** Start of PROVIDED ENTRIES **

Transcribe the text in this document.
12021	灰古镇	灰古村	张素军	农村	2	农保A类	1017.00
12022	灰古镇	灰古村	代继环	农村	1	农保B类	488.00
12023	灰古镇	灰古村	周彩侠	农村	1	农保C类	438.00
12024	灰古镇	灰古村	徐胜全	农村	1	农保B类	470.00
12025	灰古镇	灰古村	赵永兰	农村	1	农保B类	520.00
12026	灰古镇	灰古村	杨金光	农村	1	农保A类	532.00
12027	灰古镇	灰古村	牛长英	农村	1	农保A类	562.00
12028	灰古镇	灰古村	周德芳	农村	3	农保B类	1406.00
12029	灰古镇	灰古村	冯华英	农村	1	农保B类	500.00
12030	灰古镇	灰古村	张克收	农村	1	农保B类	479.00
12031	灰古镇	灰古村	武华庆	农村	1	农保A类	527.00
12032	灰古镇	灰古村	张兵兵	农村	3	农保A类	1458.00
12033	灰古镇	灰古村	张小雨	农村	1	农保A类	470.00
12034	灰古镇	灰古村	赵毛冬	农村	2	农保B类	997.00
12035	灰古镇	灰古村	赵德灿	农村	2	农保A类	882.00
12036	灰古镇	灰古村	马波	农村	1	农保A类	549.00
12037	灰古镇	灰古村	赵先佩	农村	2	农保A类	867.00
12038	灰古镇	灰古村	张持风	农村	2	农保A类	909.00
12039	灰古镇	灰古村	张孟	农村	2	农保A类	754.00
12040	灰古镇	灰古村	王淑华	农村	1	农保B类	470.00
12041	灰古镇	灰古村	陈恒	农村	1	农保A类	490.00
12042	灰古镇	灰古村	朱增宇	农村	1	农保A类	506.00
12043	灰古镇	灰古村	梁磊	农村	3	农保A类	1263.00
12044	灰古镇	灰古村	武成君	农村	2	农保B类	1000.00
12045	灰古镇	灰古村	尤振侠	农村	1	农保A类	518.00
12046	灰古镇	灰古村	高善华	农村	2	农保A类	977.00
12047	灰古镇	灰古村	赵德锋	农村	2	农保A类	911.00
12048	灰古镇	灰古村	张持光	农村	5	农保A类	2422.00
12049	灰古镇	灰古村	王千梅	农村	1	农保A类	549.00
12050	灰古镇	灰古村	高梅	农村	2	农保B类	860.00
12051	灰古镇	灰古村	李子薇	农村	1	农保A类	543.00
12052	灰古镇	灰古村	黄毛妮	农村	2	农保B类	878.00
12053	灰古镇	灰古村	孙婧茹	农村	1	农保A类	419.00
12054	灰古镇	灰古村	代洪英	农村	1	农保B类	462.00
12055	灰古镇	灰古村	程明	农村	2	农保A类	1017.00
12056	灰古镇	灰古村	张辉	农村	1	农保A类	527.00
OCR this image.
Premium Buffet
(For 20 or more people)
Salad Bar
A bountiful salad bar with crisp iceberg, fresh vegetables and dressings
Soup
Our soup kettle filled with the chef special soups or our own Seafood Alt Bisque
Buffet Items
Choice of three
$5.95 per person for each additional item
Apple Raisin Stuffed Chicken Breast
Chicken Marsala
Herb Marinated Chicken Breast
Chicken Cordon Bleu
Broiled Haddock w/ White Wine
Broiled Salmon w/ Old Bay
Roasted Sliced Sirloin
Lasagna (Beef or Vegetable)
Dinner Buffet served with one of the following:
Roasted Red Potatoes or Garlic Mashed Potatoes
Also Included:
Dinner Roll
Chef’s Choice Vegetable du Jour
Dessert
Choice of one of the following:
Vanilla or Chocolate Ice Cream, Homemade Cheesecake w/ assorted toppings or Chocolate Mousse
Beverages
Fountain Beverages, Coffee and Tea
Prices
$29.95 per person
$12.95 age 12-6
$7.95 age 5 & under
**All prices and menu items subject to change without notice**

** End of PROVIDED ENTRIES **

CHALLENGE: Copy whichever lines in the listing above contain the word "Beverages".

ANSWER TO THIS PROBLEM:
Beverages
Fountain Beverages, Coffee and Tea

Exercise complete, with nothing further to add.